Data entries
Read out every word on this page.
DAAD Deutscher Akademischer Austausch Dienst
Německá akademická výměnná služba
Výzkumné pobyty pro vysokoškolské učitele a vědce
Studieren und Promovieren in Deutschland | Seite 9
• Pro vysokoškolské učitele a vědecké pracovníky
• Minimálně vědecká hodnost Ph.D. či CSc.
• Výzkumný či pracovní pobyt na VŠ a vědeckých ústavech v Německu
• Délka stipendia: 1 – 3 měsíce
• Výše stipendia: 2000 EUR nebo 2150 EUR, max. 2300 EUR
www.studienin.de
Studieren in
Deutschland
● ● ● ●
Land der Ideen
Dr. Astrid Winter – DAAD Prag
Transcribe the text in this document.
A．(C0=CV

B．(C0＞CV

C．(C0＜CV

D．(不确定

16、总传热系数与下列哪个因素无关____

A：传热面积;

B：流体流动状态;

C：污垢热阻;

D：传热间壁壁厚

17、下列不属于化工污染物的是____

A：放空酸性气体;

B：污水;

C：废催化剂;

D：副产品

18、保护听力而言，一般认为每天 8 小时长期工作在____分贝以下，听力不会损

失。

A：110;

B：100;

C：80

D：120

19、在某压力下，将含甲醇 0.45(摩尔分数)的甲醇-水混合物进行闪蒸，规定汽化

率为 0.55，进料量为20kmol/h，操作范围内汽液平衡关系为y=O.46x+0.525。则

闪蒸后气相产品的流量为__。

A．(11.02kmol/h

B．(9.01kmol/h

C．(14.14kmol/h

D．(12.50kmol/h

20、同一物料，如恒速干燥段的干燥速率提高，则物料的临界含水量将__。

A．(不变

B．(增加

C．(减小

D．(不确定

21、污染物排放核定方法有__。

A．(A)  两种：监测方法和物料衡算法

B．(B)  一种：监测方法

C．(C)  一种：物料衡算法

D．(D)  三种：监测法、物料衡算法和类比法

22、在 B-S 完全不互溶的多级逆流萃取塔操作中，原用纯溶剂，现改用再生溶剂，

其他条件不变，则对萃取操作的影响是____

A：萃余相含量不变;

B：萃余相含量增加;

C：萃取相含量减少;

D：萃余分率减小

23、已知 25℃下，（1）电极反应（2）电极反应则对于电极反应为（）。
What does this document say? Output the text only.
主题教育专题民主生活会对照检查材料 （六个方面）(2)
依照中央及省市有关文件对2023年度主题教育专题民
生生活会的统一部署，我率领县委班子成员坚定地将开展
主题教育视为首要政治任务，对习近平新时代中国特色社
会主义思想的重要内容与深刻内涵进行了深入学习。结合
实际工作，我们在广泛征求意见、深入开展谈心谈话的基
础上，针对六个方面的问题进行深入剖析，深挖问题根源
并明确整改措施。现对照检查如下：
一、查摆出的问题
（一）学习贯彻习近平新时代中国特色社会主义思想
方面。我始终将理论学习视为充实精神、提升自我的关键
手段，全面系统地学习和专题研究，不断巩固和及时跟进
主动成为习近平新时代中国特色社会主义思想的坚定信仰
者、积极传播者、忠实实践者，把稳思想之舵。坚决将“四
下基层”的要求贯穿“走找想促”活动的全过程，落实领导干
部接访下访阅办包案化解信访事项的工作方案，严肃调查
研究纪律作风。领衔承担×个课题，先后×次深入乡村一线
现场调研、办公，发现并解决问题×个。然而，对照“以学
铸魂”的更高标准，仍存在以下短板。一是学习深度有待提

What the exercise asks:
Using the data above, return each line exactly as written.

Exercise answer:
Read out every word on this page.
DAAD Deutscher Akademischer Austausch Dienst
Německá akademická výměnná služba
Výzkumné pobyty pro vysokoškolské učitele a vědce
Studieren und Promovieren in Deutschland | Seite 9
• Pro vysokoškolské učitele a vědecké pracovníky
• Minimálně vědecká hodnost Ph.D. či CSc.
• Výzkumný či pracovní pobyt na VŠ a vědeckých ústavech v Německu
• Délka stipendia: 1 – 3 měsíce
• Výše stipendia: 2000 EUR nebo 2150 EUR, max. 2300 EUR
www.studienin.de
Studieren in
Deutschland
● ● ● ●
Land der Ideen
Dr. Astrid Winter – DAAD Prag
Transcribe the text in this document.
A．(C0=CV

B．(C0＞CV

C．(C0＜CV

D．(不确定

16、总传热系数与下列哪个因素无关____

A：传热面积;

B：流体流动状态;

C：污垢热阻;

D：传热间壁壁厚

17、下列不属于化工污染物的是____

A：放空酸性气体;

B：污水;

C：废催化剂;

D：副产品

18、保护听力而言，一般认为每天 8 小时长期工作在____分贝以下，听力不会损

失。

A：110;

B：100;

C：80

D：120

19、在某压力下，将含甲醇 0.45(摩尔分数)的甲醇-水混合物进行闪蒸，规定汽化

率为 0.55，进料量为20kmol/h，操作范围内汽液平衡关系为y=O.46x+0.525。则

闪蒸后气相产品的流量为__。

A．(11.02kmol/h

B．(9.01kmol/h

C．(14.14kmol/h

D．(12.50kmol/h

20、同一物料，如恒速干燥段的干燥速率提高，则物料的临界含水量将__。

A．(不变

B．(增加

C．(减小

D．(不确定

21、污染物排放核定方法有__。

A．(A)  两种：监测方法和物料衡算法

B．(B)  一种：监测方法

C．(C)  一种：物料衡算法

D．(D)  三种：监测法、物料衡算法和类比法

22、在 B-S 完全不互溶的多级逆流萃取塔操作中，原用纯溶剂，现改用再生溶剂，

其他条件不变，则对萃取操作的影响是____

A：萃余相含量不变;

B：萃余相含量增加;

C：萃取相含量减少;

D：萃余分率减小

23、已知 25℃下，（1）电极反应（2）电极反应则对于电极反应为（）。
What does this document say? Output the text only.
主题教育专题民主生活会对照检查材料 （六个方面）(2)
依照中央及省市有关文件对2023年度主题教育专题民
生生活会的统一部署，我率领县委班子成员坚定地将开展
主题教育视为首要政治任务，对习近平新时代中国特色社
会主义思想的重要内容与深刻内涵进行了深入学习。结合
实际工作，我们在广泛征求意见、深入开展谈心谈话的基
础上，针对六个方面的问题进行深入剖析，深挖问题根源
并明确整改措施。现对照检查如下：
一、查摆出的问题
（一）学习贯彻习近平新时代中国特色社会主义思想
方面。我始终将理论学习视为充实精神、提升自我的关键
手段，全面系统地学习和专题研究，不断巩固和及时跟进
主动成为习近平新时代中国特色社会主义思想的坚定信仰
者、积极传播者、忠实实践者，把稳思想之舵。坚决将“四
下基层”的要求贯穿“走找想促”活动的全过程，落实领导干
部接访下访阅办包案化解信访事项的工作方案，严肃调查
研究纪律作风。领衔承担×个课题，先后×次深入乡村一线
现场调研、办公，发现并解决问题×个。然而，对照“以学
铸魂”的更高标准，仍存在以下短板。一是学习深度有待提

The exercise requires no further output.